Work to do — Could you transcribe each of the entries below line by line, with every character kept unchanged?

Labeled region entries
- - -
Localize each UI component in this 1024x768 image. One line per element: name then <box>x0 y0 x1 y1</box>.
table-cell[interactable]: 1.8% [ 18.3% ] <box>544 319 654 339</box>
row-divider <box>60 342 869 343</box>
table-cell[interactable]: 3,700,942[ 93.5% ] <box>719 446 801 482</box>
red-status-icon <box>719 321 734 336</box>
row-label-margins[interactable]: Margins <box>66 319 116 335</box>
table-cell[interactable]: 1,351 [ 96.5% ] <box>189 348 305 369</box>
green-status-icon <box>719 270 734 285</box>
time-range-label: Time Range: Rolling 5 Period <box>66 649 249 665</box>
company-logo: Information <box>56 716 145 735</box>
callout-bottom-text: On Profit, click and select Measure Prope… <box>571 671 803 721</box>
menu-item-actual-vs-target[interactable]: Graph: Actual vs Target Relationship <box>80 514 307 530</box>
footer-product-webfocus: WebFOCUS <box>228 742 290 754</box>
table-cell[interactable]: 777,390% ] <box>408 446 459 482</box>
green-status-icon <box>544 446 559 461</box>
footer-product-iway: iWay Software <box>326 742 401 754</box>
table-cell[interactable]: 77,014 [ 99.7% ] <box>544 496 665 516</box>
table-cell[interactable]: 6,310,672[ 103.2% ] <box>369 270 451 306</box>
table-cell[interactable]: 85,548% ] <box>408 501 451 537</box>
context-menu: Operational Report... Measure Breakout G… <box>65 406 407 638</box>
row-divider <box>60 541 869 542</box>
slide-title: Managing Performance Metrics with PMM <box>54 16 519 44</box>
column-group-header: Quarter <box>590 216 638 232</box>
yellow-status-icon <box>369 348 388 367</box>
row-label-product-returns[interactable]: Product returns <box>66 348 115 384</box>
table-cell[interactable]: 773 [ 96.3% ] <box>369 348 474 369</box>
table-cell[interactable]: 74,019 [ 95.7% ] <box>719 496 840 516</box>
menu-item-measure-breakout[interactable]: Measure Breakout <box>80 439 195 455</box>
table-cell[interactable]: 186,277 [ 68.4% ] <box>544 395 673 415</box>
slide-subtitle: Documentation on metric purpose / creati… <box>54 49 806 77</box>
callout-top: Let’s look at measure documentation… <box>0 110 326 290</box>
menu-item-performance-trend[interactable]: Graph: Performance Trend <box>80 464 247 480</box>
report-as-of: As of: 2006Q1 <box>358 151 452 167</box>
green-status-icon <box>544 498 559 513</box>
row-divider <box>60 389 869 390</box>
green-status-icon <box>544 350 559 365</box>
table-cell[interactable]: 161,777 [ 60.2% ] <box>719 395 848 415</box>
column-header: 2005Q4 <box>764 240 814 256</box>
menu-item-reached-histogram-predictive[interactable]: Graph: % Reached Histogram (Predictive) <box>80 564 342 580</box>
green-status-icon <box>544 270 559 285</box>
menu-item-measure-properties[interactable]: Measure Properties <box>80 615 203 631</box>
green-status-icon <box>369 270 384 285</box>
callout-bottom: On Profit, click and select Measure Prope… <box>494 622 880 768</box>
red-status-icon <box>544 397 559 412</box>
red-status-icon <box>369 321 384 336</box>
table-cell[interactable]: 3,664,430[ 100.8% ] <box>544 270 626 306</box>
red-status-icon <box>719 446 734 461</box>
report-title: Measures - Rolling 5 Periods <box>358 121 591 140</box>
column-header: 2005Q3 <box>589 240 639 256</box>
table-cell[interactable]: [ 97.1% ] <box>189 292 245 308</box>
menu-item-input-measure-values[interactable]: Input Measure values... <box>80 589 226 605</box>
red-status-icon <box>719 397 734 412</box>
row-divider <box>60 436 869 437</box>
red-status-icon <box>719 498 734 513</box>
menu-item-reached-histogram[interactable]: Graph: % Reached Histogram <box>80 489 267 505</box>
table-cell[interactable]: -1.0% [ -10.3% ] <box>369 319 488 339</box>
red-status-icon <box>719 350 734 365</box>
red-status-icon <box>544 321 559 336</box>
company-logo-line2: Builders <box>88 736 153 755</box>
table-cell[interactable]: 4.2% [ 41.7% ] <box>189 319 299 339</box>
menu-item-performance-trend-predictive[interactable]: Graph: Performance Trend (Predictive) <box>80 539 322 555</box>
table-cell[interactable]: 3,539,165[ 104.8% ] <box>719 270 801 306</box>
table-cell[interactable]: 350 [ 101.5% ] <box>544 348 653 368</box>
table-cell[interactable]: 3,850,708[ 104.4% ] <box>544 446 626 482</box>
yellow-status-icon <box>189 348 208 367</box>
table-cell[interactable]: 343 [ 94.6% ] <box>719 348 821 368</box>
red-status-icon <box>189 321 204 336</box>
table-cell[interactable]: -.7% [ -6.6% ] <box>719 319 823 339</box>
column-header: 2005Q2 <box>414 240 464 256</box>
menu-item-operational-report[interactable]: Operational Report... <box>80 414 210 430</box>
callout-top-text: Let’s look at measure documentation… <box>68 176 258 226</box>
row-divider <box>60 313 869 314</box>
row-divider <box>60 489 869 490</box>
- - -
Answer to the exercise —
Localize each UI component in this 1024x768 image. One line per element: name then <box>x0 y0 x1 y1</box>.
table-cell[interactable]: 1.8% [ 18.3% ] <box>544 319 654 339</box>
row-divider <box>60 342 869 343</box>
table-cell[interactable]: 3,700,942[ 93.5% ] <box>719 446 801 482</box>
red-status-icon <box>719 321 734 336</box>
row-label-margins[interactable]: Margins <box>66 319 116 335</box>
table-cell[interactable]: 1,351 [ 96.5% ] <box>189 348 305 369</box>
green-status-icon <box>719 270 734 285</box>
time-range-label: Time Range: Rolling 5 Period <box>66 649 249 665</box>
company-logo: Information <box>56 716 145 735</box>
callout-bottom-text: On Profit, click and select Measure Prope… <box>571 671 803 721</box>
menu-item-actual-vs-target[interactable]: Graph: Actual vs Target Relationship <box>80 514 307 530</box>
footer-product-webfocus: WebFOCUS <box>228 742 290 754</box>
table-cell[interactable]: 777,390% ] <box>408 446 459 482</box>
green-status-icon <box>544 446 559 461</box>
footer-product-iway: iWay Software <box>326 742 401 754</box>
table-cell[interactable]: 77,014 [ 99.7% ] <box>544 496 665 516</box>
table-cell[interactable]: 6,310,672[ 103.2% ] <box>369 270 451 306</box>
table-cell[interactable]: 85,548% ] <box>408 501 451 537</box>
context-menu: Operational Report... Measure Breakout G… <box>65 406 407 638</box>
row-divider <box>60 541 869 542</box>
slide-title: Managing Performance Metrics with PMM <box>54 16 519 44</box>
column-group-header: Quarter <box>590 216 638 232</box>
yellow-status-icon <box>369 348 388 367</box>
row-label-product-returns[interactable]: Product returns <box>66 348 115 384</box>
table-cell[interactable]: 773 [ 96.3% ] <box>369 348 474 369</box>
table-cell[interactable]: 74,019 [ 95.7% ] <box>719 496 840 516</box>
menu-item-measure-breakout[interactable]: Measure Breakout <box>80 439 195 455</box>
table-cell[interactable]: 186,277 [ 68.4% ] <box>544 395 673 415</box>
slide-subtitle: Documentation on metric purpose / creati… <box>54 49 806 77</box>
callout-top: Let’s look at measure documentation… <box>0 110 326 290</box>
menu-item-performance-trend[interactable]: Graph: Performance Trend <box>80 464 247 480</box>
report-as-of: As of: 2006Q1 <box>358 151 452 167</box>
green-status-icon <box>544 498 559 513</box>
row-divider <box>60 389 869 390</box>
green-status-icon <box>544 350 559 365</box>
table-cell[interactable]: 161,777 [ 60.2% ] <box>719 395 848 415</box>
column-header: 2005Q4 <box>764 240 814 256</box>
menu-item-reached-histogram-predictive[interactable]: Graph: % Reached Histogram (Predictive) <box>80 564 342 580</box>
green-status-icon <box>544 270 559 285</box>
menu-item-measure-properties[interactable]: Measure Properties <box>80 615 203 631</box>
green-status-icon <box>369 270 384 285</box>
callout-bottom: On Profit, click and select Measure Prope… <box>494 622 880 768</box>
red-status-icon <box>544 397 559 412</box>
red-status-icon <box>369 321 384 336</box>
table-cell[interactable]: 3,664,430[ 100.8% ] <box>544 270 626 306</box>
red-status-icon <box>719 446 734 461</box>
report-title: Measures - Rolling 5 Periods <box>358 121 591 140</box>
column-header: 2005Q3 <box>589 240 639 256</box>
table-cell[interactable]: [ 97.1% ] <box>189 292 245 308</box>
menu-item-input-measure-values[interactable]: Input Measure values... <box>80 589 226 605</box>
red-status-icon <box>719 397 734 412</box>
row-divider <box>60 436 869 437</box>
red-status-icon <box>719 498 734 513</box>
menu-item-reached-histogram[interactable]: Graph: % Reached Histogram <box>80 489 267 505</box>
table-cell[interactable]: -1.0% [ -10.3% ] <box>369 319 488 339</box>
red-status-icon <box>719 350 734 365</box>
red-status-icon <box>544 321 559 336</box>
company-logo-line2: Builders <box>88 736 153 755</box>
table-cell[interactable]: 4.2% [ 41.7% ] <box>189 319 299 339</box>
menu-item-performance-trend-predictive[interactable]: Graph: Performance Trend (Predictive) <box>80 539 322 555</box>
table-cell[interactable]: 3,539,165[ 104.8% ] <box>719 270 801 306</box>
table-cell[interactable]: 350 [ 101.5% ] <box>544 348 653 368</box>
table-cell[interactable]: 3,850,708[ 104.4% ] <box>544 446 626 482</box>
yellow-status-icon <box>189 348 208 367</box>
table-cell[interactable]: 343 [ 94.6% ] <box>719 348 821 368</box>
red-status-icon <box>189 321 204 336</box>
table-cell[interactable]: -.7% [ -6.6% ] <box>719 319 823 339</box>
column-header: 2005Q2 <box>414 240 464 256</box>
menu-item-operational-report[interactable]: Operational Report... <box>80 414 210 430</box>
callout-top-text: Let’s look at measure documentation… <box>68 176 258 226</box>
row-divider <box>60 313 869 314</box>
row-divider <box>60 489 869 490</box>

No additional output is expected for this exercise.